BEGIN Data for this task
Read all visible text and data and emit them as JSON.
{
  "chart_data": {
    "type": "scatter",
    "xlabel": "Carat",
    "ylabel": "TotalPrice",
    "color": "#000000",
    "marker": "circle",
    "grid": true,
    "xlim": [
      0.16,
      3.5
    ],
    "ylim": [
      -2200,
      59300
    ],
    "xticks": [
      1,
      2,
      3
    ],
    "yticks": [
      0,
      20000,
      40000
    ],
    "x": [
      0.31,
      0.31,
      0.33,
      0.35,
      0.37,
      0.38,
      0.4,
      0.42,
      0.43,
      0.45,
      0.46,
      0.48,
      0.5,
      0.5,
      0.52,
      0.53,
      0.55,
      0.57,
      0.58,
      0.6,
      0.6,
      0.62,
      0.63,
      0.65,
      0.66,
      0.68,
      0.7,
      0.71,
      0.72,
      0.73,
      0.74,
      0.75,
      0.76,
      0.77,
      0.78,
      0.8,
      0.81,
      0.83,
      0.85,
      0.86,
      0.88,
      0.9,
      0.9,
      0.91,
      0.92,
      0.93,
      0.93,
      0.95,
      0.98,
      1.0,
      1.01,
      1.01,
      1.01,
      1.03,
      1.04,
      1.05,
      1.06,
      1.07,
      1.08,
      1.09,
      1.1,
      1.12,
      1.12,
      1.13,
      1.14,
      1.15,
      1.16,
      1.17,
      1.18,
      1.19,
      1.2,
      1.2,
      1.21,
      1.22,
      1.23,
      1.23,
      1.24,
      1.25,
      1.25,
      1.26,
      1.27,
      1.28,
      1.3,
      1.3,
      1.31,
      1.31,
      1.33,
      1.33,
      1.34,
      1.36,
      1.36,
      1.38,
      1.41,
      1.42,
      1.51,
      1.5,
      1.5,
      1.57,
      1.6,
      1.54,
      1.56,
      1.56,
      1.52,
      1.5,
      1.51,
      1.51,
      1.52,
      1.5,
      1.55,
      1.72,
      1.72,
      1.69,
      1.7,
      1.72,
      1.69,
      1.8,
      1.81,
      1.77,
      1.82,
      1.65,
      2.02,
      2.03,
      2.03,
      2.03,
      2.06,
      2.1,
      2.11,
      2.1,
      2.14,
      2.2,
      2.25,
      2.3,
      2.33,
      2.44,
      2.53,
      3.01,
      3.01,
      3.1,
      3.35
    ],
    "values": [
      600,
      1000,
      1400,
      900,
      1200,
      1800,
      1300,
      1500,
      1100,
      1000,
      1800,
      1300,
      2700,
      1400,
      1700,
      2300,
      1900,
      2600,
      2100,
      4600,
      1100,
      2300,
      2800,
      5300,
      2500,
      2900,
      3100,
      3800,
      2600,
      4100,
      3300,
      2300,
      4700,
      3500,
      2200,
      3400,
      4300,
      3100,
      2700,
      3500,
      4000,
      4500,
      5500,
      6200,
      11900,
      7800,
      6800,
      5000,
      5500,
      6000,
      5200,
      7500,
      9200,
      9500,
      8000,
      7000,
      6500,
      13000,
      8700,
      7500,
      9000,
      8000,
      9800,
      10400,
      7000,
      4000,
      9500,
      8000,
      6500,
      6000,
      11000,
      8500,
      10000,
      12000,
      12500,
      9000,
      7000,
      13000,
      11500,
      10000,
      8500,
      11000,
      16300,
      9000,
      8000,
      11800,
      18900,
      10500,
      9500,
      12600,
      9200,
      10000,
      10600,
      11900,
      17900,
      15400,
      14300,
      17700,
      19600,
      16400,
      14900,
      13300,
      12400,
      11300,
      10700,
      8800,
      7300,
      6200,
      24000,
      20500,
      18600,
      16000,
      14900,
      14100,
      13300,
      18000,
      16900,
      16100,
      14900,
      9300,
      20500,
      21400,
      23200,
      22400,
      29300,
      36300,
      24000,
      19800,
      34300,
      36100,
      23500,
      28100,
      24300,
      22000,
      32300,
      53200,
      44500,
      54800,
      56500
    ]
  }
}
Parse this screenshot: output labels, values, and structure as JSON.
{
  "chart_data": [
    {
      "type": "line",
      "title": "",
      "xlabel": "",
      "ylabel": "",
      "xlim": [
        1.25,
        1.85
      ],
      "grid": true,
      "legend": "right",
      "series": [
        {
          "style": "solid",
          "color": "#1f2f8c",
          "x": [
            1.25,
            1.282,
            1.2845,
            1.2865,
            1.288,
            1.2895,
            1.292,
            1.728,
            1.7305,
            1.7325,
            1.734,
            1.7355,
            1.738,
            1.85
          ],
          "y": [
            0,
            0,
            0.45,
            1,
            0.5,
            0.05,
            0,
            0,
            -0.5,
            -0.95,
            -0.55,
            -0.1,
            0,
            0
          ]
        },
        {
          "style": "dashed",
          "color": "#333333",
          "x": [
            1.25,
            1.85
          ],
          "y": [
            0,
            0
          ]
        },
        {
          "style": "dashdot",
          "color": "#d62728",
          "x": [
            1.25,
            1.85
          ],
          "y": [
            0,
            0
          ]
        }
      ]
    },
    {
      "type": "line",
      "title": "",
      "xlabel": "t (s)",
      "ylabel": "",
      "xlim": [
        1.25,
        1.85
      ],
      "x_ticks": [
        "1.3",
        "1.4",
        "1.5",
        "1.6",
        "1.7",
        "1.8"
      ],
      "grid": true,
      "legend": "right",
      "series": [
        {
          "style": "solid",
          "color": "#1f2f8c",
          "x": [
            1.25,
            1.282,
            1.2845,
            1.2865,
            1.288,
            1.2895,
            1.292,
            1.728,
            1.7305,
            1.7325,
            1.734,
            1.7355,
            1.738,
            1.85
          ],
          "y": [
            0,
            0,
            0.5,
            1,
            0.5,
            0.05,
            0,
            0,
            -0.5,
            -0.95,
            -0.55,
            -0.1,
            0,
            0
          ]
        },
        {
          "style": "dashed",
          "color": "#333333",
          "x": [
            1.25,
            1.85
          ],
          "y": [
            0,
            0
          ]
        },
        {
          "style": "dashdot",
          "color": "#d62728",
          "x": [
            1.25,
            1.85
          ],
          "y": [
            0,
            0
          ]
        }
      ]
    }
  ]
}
END Data for this task
- [Directions for this task] Retype every record above exactly as written.

- [Result for this task]
Read all visible text and data and emit them as JSON.
{
  "chart_data": {
    "type": "scatter",
    "xlabel": "Carat",
    "ylabel": "TotalPrice",
    "color": "#000000",
    "marker": "circle",
    "grid": true,
    "xlim": [
      0.16,
      3.5
    ],
    "ylim": [
      -2200,
      59300
    ],
    "xticks": [
      1,
      2,
      3
    ],
    "yticks": [
      0,
      20000,
      40000
    ],
    "x": [
      0.31,
      0.31,
      0.33,
      0.35,
      0.37,
      0.38,
      0.4,
      0.42,
      0.43,
      0.45,
      0.46,
      0.48,
      0.5,
      0.5,
      0.52,
      0.53,
      0.55,
      0.57,
      0.58,
      0.6,
      0.6,
      0.62,
      0.63,
      0.65,
      0.66,
      0.68,
      0.7,
      0.71,
      0.72,
      0.73,
      0.74,
      0.75,
      0.76,
      0.77,
      0.78,
      0.8,
      0.81,
      0.83,
      0.85,
      0.86,
      0.88,
      0.9,
      0.9,
      0.91,
      0.92,
      0.93,
      0.93,
      0.95,
      0.98,
      1.0,
      1.01,
      1.01,
      1.01,
      1.03,
      1.04,
      1.05,
      1.06,
      1.07,
      1.08,
      1.09,
      1.1,
      1.12,
      1.12,
      1.13,
      1.14,
      1.15,
      1.16,
      1.17,
      1.18,
      1.19,
      1.2,
      1.2,
      1.21,
      1.22,
      1.23,
      1.23,
      1.24,
      1.25,
      1.25,
      1.26,
      1.27,
      1.28,
      1.3,
      1.3,
      1.31,
      1.31,
      1.33,
      1.33,
      1.34,
      1.36,
      1.36,
      1.38,
      1.41,
      1.42,
      1.51,
      1.5,
      1.5,
      1.57,
      1.6,
      1.54,
      1.56,
      1.56,
      1.52,
      1.5,
      1.51,
      1.51,
      1.52,
      1.5,
      1.55,
      1.72,
      1.72,
      1.69,
      1.7,
      1.72,
      1.69,
      1.8,
      1.81,
      1.77,
      1.82,
      1.65,
      2.02,
      2.03,
      2.03,
      2.03,
      2.06,
      2.1,
      2.11,
      2.1,
      2.14,
      2.2,
      2.25,
      2.3,
      2.33,
      2.44,
      2.53,
      3.01,
      3.01,
      3.1,
      3.35
    ],
    "values": [
      600,
      1000,
      1400,
      900,
      1200,
      1800,
      1300,
      1500,
      1100,
      1000,
      1800,
      1300,
      2700,
      1400,
      1700,
      2300,
      1900,
      2600,
      2100,
      4600,
      1100,
      2300,
      2800,
      5300,
      2500,
      2900,
      3100,
      3800,
      2600,
      4100,
      3300,
      2300,
      4700,
      3500,
      2200,
      3400,
      4300,
      3100,
      2700,
      3500,
      4000,
      4500,
      5500,
      6200,
      11900,
      7800,
      6800,
      5000,
      5500,
      6000,
      5200,
      7500,
      9200,
      9500,
      8000,
      7000,
      6500,
      13000,
      8700,
      7500,
      9000,
      8000,
      9800,
      10400,
      7000,
      4000,
      9500,
      8000,
      6500,
      6000,
      11000,
      8500,
      10000,
      12000,
      12500,
      9000,
      7000,
      13000,
      11500,
      10000,
      8500,
      11000,
      16300,
      9000,
      8000,
      11800,
      18900,
      10500,
      9500,
      12600,
      9200,
      10000,
      10600,
      11900,
      17900,
      15400,
      14300,
      17700,
      19600,
      16400,
      14900,
      13300,
      12400,
      11300,
      10700,
      8800,
      7300,
      6200,
      24000,
      20500,
      18600,
      16000,
      14900,
      14100,
      13300,
      18000,
      16900,
      16100,
      14900,
      9300,
      20500,
      21400,
      23200,
      22400,
      29300,
      36300,
      24000,
      19800,
      34300,
      36100,
      23500,
      28100,
      24300,
      22000,
      32300,
      53200,
      44500,
      54800,
      56500
    ]
  }
}
Parse this screenshot: output labels, values, and structure as JSON.
{
  "chart_data": [
    {
      "type": "line",
      "title": "",
      "xlabel": "",
      "ylabel": "",
      "xlim": [
        1.25,
        1.85
      ],
      "grid": true,
      "legend": "right",
      "series": [
        {
          "style": "solid",
          "color": "#1f2f8c",
          "x": [
            1.25,
            1.282,
            1.2845,
            1.2865,
            1.288,
            1.2895,
            1.292,
            1.728,
            1.7305,
            1.7325,
            1.734,
            1.7355,
            1.738,
            1.85
          ],
          "y": [
            0,
            0,
            0.45,
            1,
            0.5,
            0.05,
            0,
            0,
            -0.5,
            -0.95,
            -0.55,
            -0.1,
            0,
            0
          ]
        },
        {
          "style": "dashed",
          "color": "#333333",
          "x": [
            1.25,
            1.85
          ],
          "y": [
            0,
            0
          ]
        },
        {
          "style": "dashdot",
          "color": "#d62728",
          "x": [
            1.25,
            1.85
          ],
          "y": [
            0,
            0
          ]
        }
      ]
    },
    {
      "type": "line",
      "title": "",
      "xlabel": "t (s)",
      "ylabel": "",
      "xlim": [
        1.25,
        1.85
      ],
      "x_ticks": [
        "1.3",
        "1.4",
        "1.5",
        "1.6",
        "1.7",
        "1.8"
      ],
      "grid": true,
      "legend": "right",
      "series": [
        {
          "style": "solid",
          "color": "#1f2f8c",
          "x": [
            1.25,
            1.282,
            1.2845,
            1.2865,
            1.288,
            1.2895,
            1.292,
            1.728,
            1.7305,
            1.7325,
            1.734,
            1.7355,
            1.738,
            1.85
          ],
          "y": [
            0,
            0,
            0.5,
            1,
            0.5,
            0.05,
            0,
            0,
            -0.5,
            -0.95,
            -0.55,
            -0.1,
            0,
            0
          ]
        },
        {
          "style": "dashed",
          "color": "#333333",
          "x": [
            1.25,
            1.85
          ],
          "y": [
            0,
            0
          ]
        },
        {
          "style": "dashdot",
          "color": "#d62728",
          "x": [
            1.25,
            1.85
          ],
          "y": [
            0,
            0
          ]
        }
      ]
    }
  ]
}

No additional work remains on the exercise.